Data entries:
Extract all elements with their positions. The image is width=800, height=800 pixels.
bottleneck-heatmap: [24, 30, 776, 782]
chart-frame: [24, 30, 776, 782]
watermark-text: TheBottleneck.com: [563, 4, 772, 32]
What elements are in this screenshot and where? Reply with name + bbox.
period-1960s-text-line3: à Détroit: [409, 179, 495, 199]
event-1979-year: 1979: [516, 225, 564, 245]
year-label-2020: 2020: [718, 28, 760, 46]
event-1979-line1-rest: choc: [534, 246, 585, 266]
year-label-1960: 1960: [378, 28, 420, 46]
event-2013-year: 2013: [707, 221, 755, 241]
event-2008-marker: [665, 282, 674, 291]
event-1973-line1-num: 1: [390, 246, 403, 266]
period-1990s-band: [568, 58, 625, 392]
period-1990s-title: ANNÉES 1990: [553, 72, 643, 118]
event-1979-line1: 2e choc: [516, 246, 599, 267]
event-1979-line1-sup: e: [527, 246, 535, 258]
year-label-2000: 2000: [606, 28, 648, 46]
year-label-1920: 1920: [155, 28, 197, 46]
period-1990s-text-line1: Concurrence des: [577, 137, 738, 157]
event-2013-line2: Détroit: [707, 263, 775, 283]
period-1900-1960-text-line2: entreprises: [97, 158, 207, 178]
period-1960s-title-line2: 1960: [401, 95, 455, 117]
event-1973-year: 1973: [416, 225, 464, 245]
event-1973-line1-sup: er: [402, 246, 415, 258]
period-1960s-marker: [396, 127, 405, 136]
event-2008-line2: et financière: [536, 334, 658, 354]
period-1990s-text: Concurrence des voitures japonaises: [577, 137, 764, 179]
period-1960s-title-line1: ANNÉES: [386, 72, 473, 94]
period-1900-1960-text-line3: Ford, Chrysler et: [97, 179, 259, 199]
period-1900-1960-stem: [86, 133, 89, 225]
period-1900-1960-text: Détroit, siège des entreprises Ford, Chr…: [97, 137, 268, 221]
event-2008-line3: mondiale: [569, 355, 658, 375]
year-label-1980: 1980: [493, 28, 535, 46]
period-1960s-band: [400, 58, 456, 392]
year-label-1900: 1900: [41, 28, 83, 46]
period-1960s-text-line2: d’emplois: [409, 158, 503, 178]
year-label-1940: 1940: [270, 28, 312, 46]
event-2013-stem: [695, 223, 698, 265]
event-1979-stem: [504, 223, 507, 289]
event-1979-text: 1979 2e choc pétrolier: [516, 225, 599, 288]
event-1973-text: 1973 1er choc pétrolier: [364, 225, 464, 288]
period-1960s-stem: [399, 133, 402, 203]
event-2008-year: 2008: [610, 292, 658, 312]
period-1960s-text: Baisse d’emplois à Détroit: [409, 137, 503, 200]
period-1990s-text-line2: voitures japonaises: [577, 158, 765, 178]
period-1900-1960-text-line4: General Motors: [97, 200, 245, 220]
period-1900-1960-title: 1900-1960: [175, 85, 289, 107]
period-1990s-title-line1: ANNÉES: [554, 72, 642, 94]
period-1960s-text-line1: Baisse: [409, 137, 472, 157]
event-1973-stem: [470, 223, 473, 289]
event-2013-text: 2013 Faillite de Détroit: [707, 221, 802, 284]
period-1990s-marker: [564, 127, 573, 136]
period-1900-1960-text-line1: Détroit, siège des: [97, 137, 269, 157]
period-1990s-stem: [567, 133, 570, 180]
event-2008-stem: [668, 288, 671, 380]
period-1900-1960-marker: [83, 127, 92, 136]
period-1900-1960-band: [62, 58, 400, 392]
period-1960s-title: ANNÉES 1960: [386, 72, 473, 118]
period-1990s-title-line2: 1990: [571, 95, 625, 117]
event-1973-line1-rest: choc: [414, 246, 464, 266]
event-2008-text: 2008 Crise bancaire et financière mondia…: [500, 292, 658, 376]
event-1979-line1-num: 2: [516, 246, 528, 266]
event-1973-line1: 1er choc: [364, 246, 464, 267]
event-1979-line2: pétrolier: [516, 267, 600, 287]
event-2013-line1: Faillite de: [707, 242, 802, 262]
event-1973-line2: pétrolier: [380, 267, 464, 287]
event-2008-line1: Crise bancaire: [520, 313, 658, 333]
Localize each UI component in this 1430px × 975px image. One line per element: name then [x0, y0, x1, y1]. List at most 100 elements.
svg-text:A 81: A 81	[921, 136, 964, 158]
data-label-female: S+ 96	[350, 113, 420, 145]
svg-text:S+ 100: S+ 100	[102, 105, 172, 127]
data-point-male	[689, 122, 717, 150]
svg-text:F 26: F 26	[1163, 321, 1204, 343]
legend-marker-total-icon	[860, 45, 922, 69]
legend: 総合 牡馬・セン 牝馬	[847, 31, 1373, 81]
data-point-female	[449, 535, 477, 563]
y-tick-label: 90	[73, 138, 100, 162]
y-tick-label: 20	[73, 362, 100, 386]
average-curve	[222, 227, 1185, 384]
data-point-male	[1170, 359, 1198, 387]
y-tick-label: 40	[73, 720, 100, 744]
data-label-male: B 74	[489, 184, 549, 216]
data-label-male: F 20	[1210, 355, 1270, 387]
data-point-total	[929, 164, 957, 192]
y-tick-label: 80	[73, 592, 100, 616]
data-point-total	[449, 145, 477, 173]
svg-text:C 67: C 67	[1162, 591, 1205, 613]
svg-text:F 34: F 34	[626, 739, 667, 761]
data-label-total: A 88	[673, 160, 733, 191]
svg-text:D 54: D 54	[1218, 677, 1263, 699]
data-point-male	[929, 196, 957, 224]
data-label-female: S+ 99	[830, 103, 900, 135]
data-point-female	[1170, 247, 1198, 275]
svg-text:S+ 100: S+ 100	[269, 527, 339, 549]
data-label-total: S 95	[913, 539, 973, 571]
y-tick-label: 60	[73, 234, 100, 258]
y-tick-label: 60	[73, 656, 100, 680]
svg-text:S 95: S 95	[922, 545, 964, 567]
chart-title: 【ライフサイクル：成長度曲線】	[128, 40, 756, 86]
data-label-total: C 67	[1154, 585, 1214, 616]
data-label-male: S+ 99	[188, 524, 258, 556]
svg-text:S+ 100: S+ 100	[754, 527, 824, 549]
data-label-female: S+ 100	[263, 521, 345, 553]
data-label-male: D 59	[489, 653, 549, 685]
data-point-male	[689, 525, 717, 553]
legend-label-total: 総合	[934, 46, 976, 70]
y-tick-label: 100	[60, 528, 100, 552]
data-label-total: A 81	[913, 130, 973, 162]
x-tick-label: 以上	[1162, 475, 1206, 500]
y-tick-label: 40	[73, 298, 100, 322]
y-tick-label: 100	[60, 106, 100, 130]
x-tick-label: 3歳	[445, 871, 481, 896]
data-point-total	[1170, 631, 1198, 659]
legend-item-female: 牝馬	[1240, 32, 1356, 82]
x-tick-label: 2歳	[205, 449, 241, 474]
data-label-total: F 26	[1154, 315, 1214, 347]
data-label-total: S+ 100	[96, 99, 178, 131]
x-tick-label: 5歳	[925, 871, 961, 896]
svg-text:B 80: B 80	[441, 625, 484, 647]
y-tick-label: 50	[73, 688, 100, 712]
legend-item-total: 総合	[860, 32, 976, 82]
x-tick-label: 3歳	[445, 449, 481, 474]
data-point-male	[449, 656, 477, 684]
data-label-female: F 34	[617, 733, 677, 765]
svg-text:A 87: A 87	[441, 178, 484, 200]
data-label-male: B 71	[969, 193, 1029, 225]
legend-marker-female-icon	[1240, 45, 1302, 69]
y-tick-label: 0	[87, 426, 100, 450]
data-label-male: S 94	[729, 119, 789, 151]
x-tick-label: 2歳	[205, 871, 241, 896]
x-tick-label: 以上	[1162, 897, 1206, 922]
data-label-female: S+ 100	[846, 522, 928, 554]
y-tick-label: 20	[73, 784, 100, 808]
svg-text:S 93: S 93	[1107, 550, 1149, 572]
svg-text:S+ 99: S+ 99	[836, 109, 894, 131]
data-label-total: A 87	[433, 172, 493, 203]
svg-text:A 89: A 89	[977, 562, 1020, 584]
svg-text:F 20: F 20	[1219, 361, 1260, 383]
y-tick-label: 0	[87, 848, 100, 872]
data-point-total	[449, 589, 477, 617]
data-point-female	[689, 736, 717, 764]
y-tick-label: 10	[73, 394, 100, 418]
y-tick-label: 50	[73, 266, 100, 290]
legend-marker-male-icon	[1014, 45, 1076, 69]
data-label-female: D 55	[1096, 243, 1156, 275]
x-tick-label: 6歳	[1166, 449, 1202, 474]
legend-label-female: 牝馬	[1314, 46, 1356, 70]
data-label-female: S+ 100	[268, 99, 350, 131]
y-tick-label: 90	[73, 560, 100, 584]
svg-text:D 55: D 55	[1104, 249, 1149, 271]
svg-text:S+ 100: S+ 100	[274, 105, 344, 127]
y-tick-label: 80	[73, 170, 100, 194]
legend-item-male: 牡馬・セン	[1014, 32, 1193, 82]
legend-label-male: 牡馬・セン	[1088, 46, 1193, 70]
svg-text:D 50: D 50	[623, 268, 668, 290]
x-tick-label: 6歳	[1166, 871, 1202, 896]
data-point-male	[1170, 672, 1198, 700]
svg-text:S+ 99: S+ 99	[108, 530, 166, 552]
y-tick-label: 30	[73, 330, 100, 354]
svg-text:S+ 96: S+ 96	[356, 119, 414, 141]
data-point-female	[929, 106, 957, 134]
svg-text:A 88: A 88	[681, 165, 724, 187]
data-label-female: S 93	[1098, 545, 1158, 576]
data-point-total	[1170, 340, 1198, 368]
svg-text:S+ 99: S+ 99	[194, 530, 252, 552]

● **Exercise task**:
Convert the rows, starting at the first one and ending at the line that contains "period-1960s-title-line1: ANNÉES: [386, 72, 473, 94]", into a numbered list, leaving out any blank lines.

● **Response to the exercise**:
1. Extract all elements with their positions. The image is width=800, height=800 pixels.
2. bottleneck-heatmap: [24, 30, 776, 782]
3. chart-frame: [24, 30, 776, 782]
4. watermark-text: TheBottleneck.com: [563, 4, 772, 32]
5. What elements are in this screenshot and where? Reply with name + bbox.
6. period-1960s-text-line3: à Détroit: [409, 179, 495, 199]
7. event-1979-year: 1979: [516, 225, 564, 245]
8. year-label-2020: 2020: [718, 28, 760, 46]
9. event-1979-line1-rest: choc: [534, 246, 585, 266]
10. year-label-1960: 1960: [378, 28, 420, 46]
11. event-2013-year: 2013: [707, 221, 755, 241]
12. event-2008-marker: [665, 282, 674, 291]
13. event-1973-line1-num: 1: [390, 246, 403, 266]
14. period-1990s-band: [568, 58, 625, 392]
15. period-1990s-title: ANNÉES 1990: [553, 72, 643, 118]
16. event-1979-line1: 2e choc: [516, 246, 599, 267]
17. event-1979-line1-sup: e: [527, 246, 535, 258]
18. year-label-2000: 2000: [606, 28, 648, 46]
19. year-label-1920: 1920: [155, 28, 197, 46]
20. period-1990s-text-line1: Concurrence des: [577, 137, 738, 157]
21. event-2013-line2: Détroit: [707, 263, 775, 283]
22. period-1900-1960-text-line2: entreprises: [97, 158, 207, 178]
23. period-1960s-title-line2: 1960: [401, 95, 455, 117]
24. event-1973-year: 1973: [416, 225, 464, 245]
25. event-1973-line1-sup: er: [402, 246, 415, 258]
26. period-1960s-marker: [396, 127, 405, 136]
27. event-2008-line2: et financière: [536, 334, 658, 354]
28. period-1990s-text: Concurrence des voitures japonaises: [577, 137, 764, 179]
29. period-1960s-title-line1: ANNÉES: [386, 72, 473, 94]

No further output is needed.